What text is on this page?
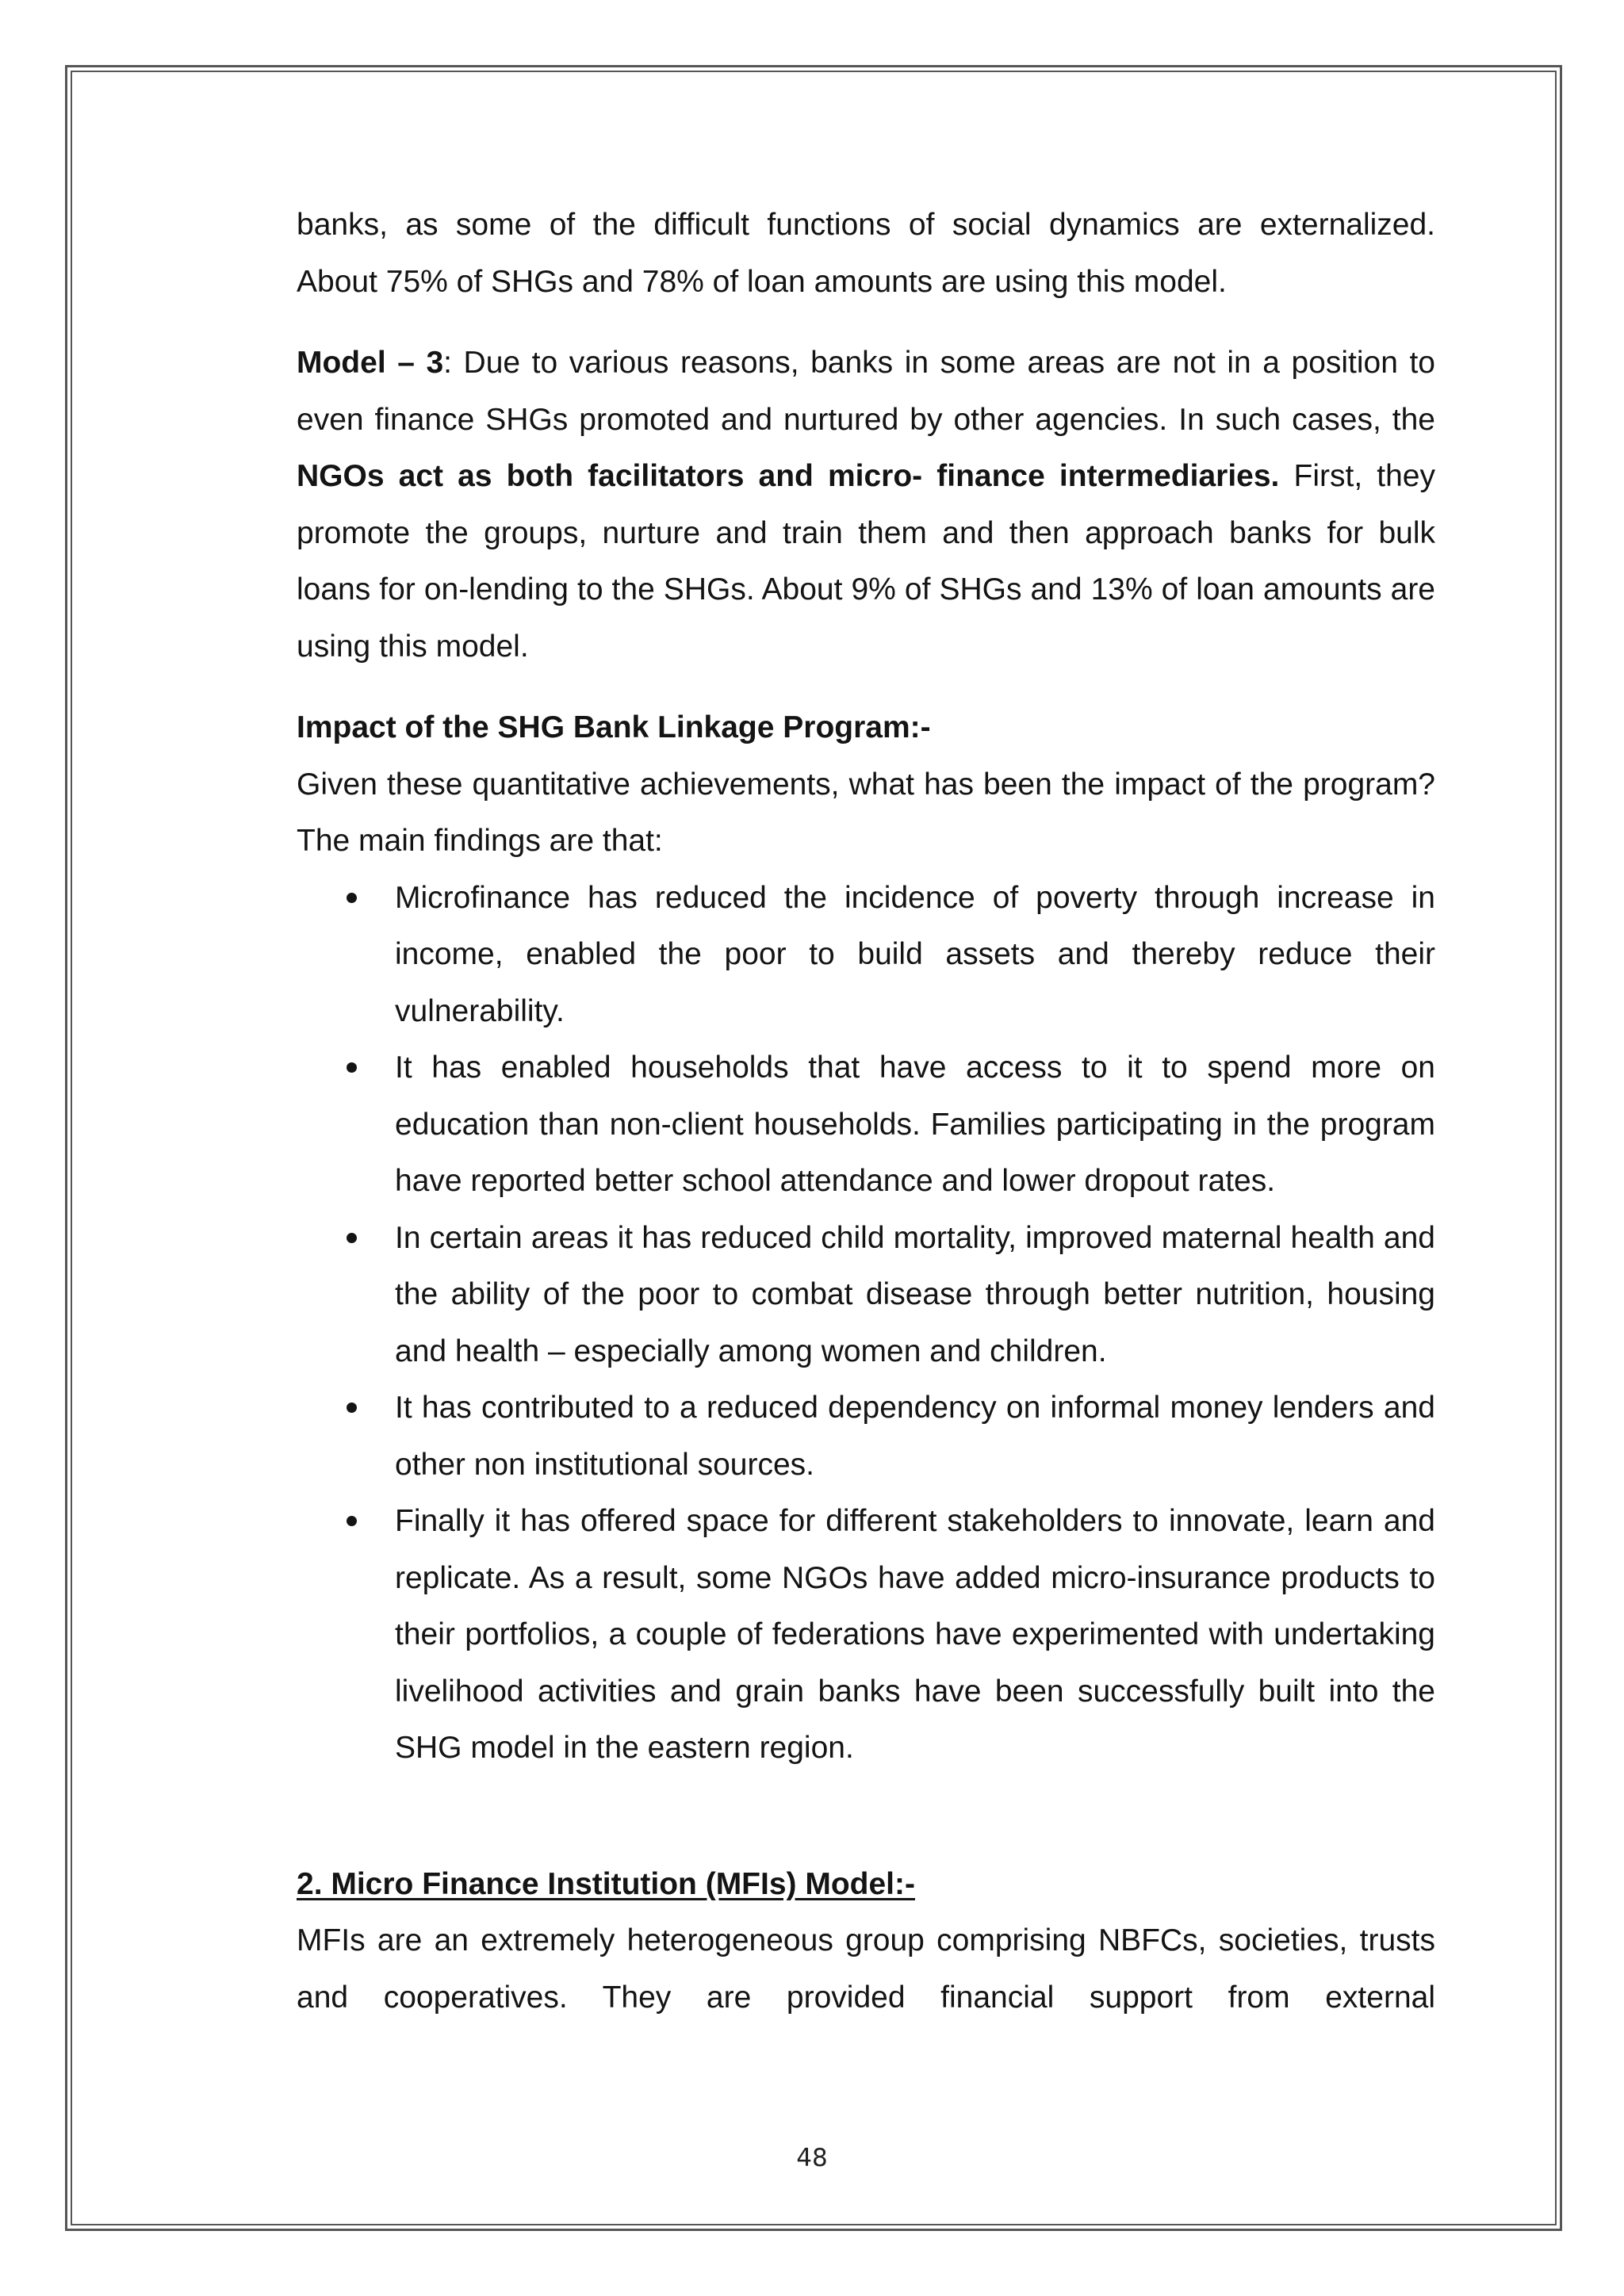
banks, as some of the difficult functions of social dynamics are externalized.
About 75% of SHGs and 78% of loan amounts are using this model.

Model – 3: Due to various reasons, banks in some areas are not in a position to even finance SHGs promoted and nurtured by other agencies. In such cases, the NGOs act as both facilitators and micro- finance intermediaries. First, they promote the groups, nurture and train them and then approach banks for bulk loans for on-lending to the SHGs. About 9% of SHGs and 13% of loan amounts are using this model.

Impact of the SHG Bank Linkage Program:-

Given these quantitative achievements, what has been the impact of the program? The main findings are that:

Microfinance has reduced the incidence of poverty through increase in income, enabled the poor to build assets and thereby reduce their vulnerability.
It has enabled households that have access to it to spend more on education than non-client households. Families participating in the program have reported better school attendance and lower dropout rates.
In certain areas it has reduced child mortality, improved maternal health and the ability of the poor to combat disease through better nutrition, housing and health – especially among women and children.
It has contributed to a reduced dependency on informal money lenders and other non institutional sources.
Finally it has offered space for different stakeholders to innovate, learn and replicate. As a result, some NGOs have added micro-insurance products to their portfolios, a couple of federations have experimented with undertaking livelihood activities and grain banks have been successfully built into the SHG model in the eastern region.
2. Micro Finance Institution (MFIs) Model:-

MFIs are an extremely heterogeneous group comprising NBFCs, societies, trusts and cooperatives. They are provided financial support from external

48
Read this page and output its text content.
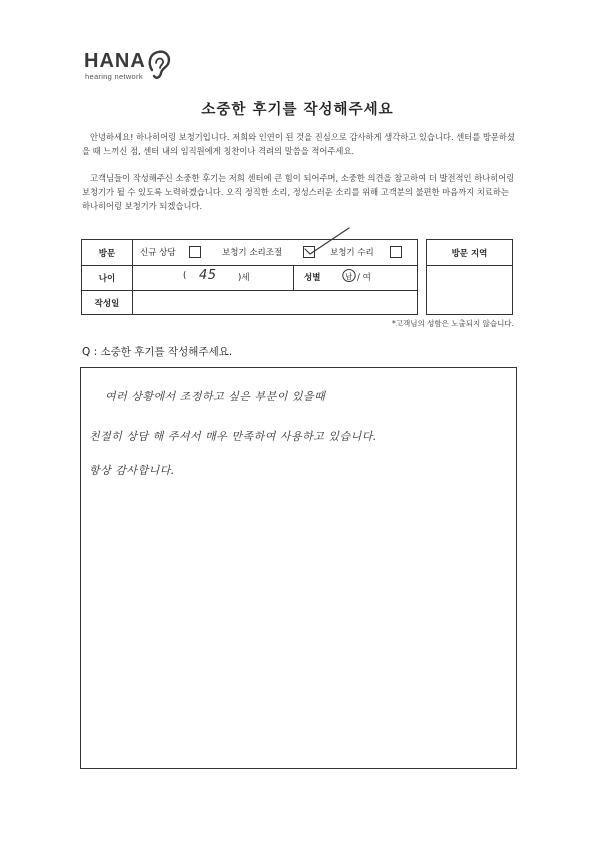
HANA
hearing network
소중한 후기를 작성해주세요
안녕하세요! 하나히어링 보청기입니다. 저희와 인연이 된 것을 진심으로 감사하게 생각하고 있습니다. 센터를 방문하셨을 때 느끼신 점, 센터 내의 임직원에게 칭찬이나 격려의 말씀을 적어주세요.
고객님들이 작성해주신 소중한 후기는 저희 센터에 큰 힘이 되어주며, 소중한 의견을 참고하여 더 발전적인 하나히어링 보청기가 될 수 있도록 노력하겠습니다. 오직 정직한 소리, 정성스러운 소리를 위해 고객분의 불편한 마음까지 치료하는 하나히어링 보청기가 되겠습니다.
방문	신규 상담	보청기 소리조절	보청기 수리
나이	( 45	)세	성별	남 / 여
작성일
방문 지역
*고객님의 성함은 노출되지 않습니다.
Q : 소중한 후기를 작성해주세요.
여러 상황에서 조정하고 싶은 부분이 있을때
친절히 상담 해 주셔서 매우 만족하여 사용하고 있습니다.
항상 감사합니다.
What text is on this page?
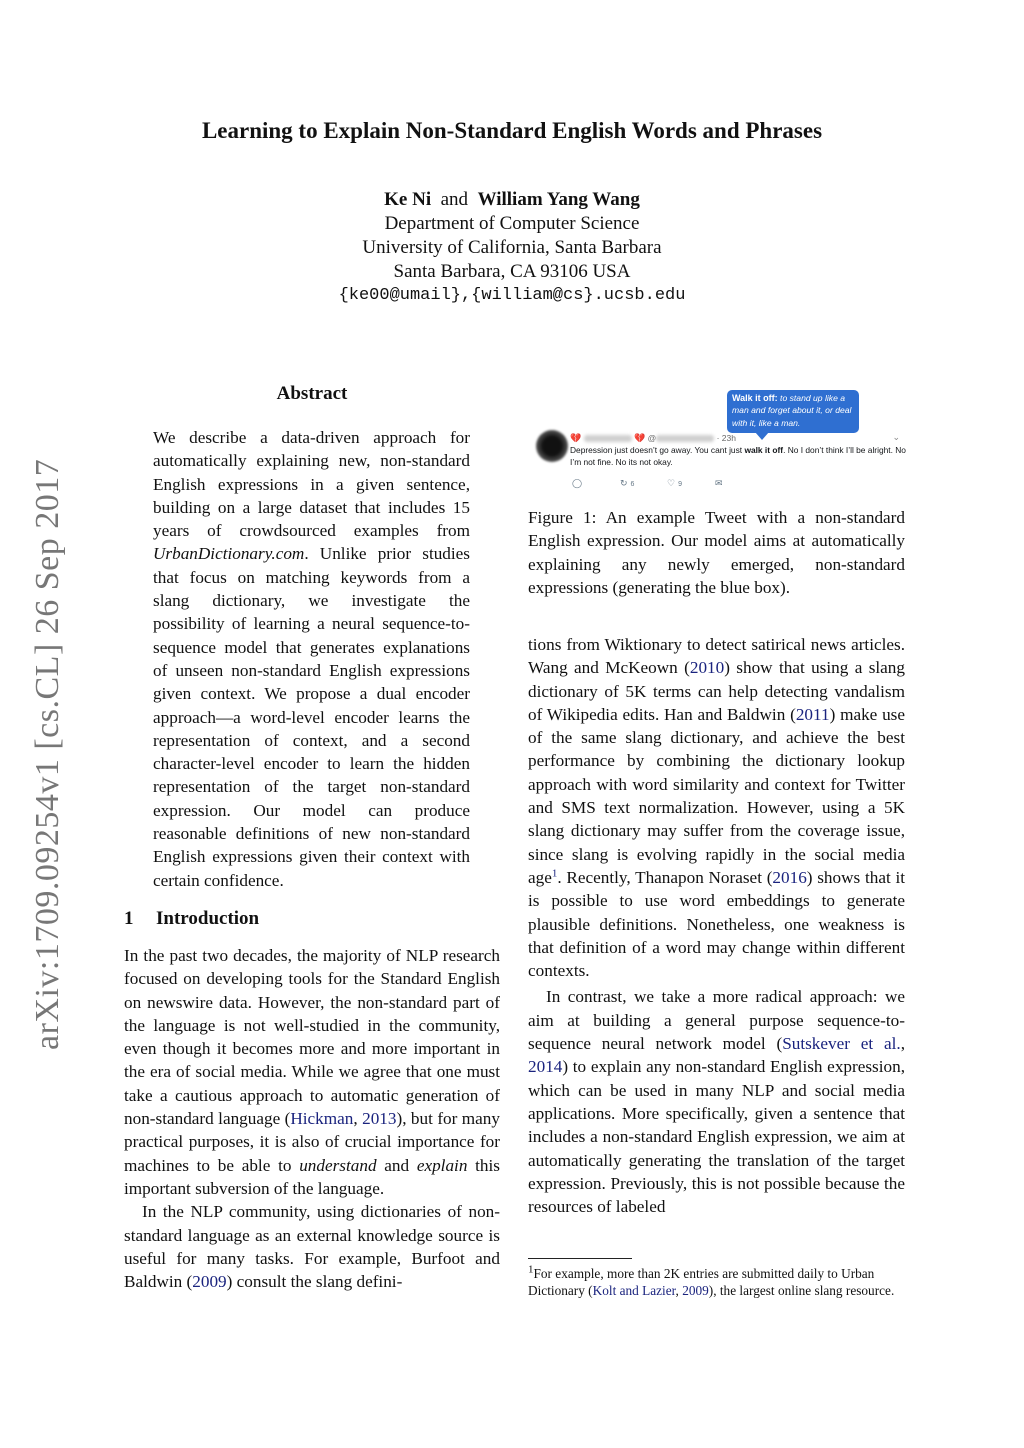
Learning to Explain Non-Standard English Words and Phrases
Ke Ni and William Yang Wang
Department of Computer Science
University of California, Santa Barbara
Santa Barbara, CA 93106 USA
{ke00@umail},{william@cs}.ucsb.edu
arXiv:1709.09254v1 [cs.CL] 26 Sep 2017
Abstract

We describe a data-driven approach for automatically explaining new, non-standard English expressions in a given sentence, building on a large dataset that includes 15 years of crowdsourced examples from UrbanDictionary.com. Unlike prior studies that focus on matching keywords from a slang dictionary, we investigate the possibility of learning a neural sequence-to-sequence model that generates explanations of unseen non-standard English expressions given context. We propose a dual encoder approach—a word-level encoder learns the representation of context, and a second character-level encoder to learn the hidden representation of the target non-standard expression. Our model can produce reasonable definitions of new non-standard English expressions given their context with certain confidence.

1 Introduction

In the past two decades, the majority of NLP research focused on developing tools for the Standard English on newswire data. However, the non-standard part of the language is not well-studied in the community, even though it becomes more and more important in the era of social media. While we agree that one must take a cautious approach to automatic generation of non-standard language (Hickman, 2013), but for many practical purposes, it is also of crucial importance for machines to be able to understand and explain this important subversion of the language.

In the NLP community, using dictionaries of non-standard language as an external knowledge source is useful for many tasks. For example, Burfoot and Baldwin (2009) consult the slang defini-

Walk it off: to stand up like a man and forget about it, or deal with it, like a man.
💔	💔 @	· 23h	⌄
Depression just doesn’t go away. You cant just walk it off. No I don’t think I’ll be alright. No I’m not fine. No its not okay.
◯	↻ 6	♡ 9	✉
Figure 1: An example Tweet with a non-standard English expression. Our model aims at automatically explaining any newly emerged, non-standard expressions (generating the blue box).

tions from Wiktionary to detect satirical news articles. Wang and McKeown (2010) show that using a slang dictionary of 5K terms can help detecting vandalism of Wikipedia edits. Han and Baldwin (2011) make use of the same slang dictionary, and achieve the best performance by combining the dictionary lookup approach with word similarity and context for Twitter and SMS text normalization. However, using a 5K slang dictionary may suffer from the coverage issue, since slang is evolving rapidly in the social media age$^1$. Recently, Thanapon Noraset (2016) shows that it is possible to use word embeddings to generate plausible definitions. Nonetheless, one weakness is that definition of a word may change within different contexts.

In contrast, we take a more radical approach: we aim at building a general purpose sequence-to-sequence neural network model (Sutskever et al., 2014) to explain any non-standard English expression, which can be used in many NLP and social media applications. More specifically, given a sentence that includes a non-standard English expression, we aim at automatically generating the translation of the target expression. Previously, this is not possible because the resources of labeled

$^1$For example, more than 2K entries are submitted daily to Urban Dictionary (Kolt and Lazier, 2009), the largest online slang resource.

- _Exercise requirements_:
Copy all lines from the material that include "Santa".

- _Final result_:
University of California, Santa Barbara
Santa Barbara, CA 93106 USA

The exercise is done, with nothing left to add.